* AIM *
Tally the lines in the entries below that contain the string "avatar". What is the count? Give only the number.

* RECORDS SHOWN *
- - -

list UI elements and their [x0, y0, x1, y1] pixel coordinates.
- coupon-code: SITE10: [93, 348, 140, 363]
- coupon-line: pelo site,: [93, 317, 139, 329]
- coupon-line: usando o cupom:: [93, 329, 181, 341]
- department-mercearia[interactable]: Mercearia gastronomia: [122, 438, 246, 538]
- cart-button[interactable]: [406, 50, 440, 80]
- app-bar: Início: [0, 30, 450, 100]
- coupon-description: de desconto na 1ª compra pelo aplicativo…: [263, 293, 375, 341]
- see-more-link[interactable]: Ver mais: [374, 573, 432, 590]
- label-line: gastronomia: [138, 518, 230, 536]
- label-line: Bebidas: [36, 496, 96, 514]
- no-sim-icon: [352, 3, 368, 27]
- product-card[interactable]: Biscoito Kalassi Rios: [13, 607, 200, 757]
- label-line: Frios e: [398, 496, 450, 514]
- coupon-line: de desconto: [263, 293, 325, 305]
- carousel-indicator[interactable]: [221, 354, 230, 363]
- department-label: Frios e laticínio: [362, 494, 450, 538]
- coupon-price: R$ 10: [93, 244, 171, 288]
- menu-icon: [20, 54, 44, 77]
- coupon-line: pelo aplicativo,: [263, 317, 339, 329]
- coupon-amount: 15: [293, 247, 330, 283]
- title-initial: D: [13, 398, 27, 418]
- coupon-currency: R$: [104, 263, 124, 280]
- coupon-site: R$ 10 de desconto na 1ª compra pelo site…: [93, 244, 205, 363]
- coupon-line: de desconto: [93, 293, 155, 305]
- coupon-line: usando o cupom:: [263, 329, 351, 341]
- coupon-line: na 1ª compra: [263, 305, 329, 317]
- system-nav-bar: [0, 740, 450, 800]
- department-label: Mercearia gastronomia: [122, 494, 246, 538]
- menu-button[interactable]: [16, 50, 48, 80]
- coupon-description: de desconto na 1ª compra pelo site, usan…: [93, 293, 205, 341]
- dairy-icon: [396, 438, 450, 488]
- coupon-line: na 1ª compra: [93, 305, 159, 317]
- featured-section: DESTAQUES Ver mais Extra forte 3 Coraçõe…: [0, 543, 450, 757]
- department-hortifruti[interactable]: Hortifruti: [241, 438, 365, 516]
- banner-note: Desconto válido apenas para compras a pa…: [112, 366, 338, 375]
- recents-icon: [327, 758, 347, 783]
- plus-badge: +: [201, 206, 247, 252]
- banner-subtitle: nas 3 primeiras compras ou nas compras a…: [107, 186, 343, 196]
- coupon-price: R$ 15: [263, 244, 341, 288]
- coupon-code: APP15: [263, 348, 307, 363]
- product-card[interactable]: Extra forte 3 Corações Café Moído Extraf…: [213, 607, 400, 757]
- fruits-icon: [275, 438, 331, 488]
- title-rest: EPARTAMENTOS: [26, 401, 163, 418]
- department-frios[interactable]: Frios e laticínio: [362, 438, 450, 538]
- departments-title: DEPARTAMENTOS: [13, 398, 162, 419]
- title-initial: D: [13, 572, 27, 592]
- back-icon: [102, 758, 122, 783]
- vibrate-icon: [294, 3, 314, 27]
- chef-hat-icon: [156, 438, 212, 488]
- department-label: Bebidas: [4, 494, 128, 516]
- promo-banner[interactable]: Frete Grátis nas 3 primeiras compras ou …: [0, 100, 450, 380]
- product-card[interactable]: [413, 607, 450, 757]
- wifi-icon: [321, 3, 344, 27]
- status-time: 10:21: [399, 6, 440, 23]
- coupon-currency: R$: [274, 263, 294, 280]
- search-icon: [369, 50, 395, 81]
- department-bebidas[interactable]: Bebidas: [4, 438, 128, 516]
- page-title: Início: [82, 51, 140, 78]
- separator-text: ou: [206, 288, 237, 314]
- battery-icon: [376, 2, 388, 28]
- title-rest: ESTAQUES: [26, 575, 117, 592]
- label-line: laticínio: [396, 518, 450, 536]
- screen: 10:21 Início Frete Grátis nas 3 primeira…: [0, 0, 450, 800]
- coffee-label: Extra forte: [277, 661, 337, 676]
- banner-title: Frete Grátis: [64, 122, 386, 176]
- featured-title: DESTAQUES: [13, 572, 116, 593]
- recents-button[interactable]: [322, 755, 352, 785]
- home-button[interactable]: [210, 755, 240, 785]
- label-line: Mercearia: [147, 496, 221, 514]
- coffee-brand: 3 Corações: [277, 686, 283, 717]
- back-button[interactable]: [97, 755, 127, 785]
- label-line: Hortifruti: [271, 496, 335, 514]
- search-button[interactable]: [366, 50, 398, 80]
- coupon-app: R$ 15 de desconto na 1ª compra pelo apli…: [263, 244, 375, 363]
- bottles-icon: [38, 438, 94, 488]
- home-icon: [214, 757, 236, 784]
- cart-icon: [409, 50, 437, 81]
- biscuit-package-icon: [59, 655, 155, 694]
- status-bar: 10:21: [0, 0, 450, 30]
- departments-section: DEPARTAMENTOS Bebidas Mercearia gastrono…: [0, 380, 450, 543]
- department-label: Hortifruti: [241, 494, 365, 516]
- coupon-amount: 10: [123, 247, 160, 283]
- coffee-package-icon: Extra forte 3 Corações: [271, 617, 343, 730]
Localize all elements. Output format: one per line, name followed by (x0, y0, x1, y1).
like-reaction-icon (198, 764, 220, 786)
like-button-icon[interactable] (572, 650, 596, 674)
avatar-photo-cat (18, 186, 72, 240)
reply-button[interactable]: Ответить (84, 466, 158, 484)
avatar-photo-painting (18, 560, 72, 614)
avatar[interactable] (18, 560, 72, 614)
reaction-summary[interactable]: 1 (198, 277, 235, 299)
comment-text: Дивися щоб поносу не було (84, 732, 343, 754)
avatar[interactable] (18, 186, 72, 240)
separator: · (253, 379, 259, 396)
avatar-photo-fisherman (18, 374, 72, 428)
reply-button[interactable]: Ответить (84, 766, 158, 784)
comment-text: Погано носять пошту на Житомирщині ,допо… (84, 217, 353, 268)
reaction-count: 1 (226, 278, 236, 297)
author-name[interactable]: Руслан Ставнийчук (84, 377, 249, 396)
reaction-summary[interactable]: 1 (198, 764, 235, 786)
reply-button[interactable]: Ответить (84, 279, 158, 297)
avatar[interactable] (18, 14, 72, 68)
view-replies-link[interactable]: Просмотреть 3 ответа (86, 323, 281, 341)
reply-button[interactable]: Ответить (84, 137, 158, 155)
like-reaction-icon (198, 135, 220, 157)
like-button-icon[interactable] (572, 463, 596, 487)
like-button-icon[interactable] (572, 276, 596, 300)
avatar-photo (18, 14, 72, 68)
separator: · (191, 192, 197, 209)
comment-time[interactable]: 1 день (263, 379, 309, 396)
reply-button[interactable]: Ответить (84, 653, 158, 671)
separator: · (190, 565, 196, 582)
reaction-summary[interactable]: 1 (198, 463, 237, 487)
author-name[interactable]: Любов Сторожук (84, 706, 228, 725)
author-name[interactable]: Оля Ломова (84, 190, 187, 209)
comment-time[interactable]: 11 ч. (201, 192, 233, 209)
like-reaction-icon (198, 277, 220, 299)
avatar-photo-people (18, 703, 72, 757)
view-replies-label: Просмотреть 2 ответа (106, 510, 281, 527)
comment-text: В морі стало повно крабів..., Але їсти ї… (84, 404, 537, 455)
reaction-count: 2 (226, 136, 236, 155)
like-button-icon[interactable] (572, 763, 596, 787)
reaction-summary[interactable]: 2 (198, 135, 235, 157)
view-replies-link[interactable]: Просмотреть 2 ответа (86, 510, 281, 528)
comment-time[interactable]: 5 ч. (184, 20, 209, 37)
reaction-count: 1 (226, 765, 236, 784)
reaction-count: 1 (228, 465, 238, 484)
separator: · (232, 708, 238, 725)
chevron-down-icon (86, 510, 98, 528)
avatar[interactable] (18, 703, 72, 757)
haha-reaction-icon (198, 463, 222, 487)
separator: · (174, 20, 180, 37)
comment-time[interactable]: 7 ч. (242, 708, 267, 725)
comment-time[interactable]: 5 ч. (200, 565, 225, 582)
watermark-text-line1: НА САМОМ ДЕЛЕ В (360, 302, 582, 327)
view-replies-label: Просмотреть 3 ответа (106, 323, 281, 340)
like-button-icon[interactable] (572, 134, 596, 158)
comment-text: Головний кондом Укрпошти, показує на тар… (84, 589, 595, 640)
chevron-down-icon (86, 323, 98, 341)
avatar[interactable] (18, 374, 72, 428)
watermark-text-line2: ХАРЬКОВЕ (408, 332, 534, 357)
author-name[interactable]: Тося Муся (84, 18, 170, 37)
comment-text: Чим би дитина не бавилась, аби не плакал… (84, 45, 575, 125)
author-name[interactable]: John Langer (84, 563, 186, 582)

- - -

* SOLVED PROBLEM *
10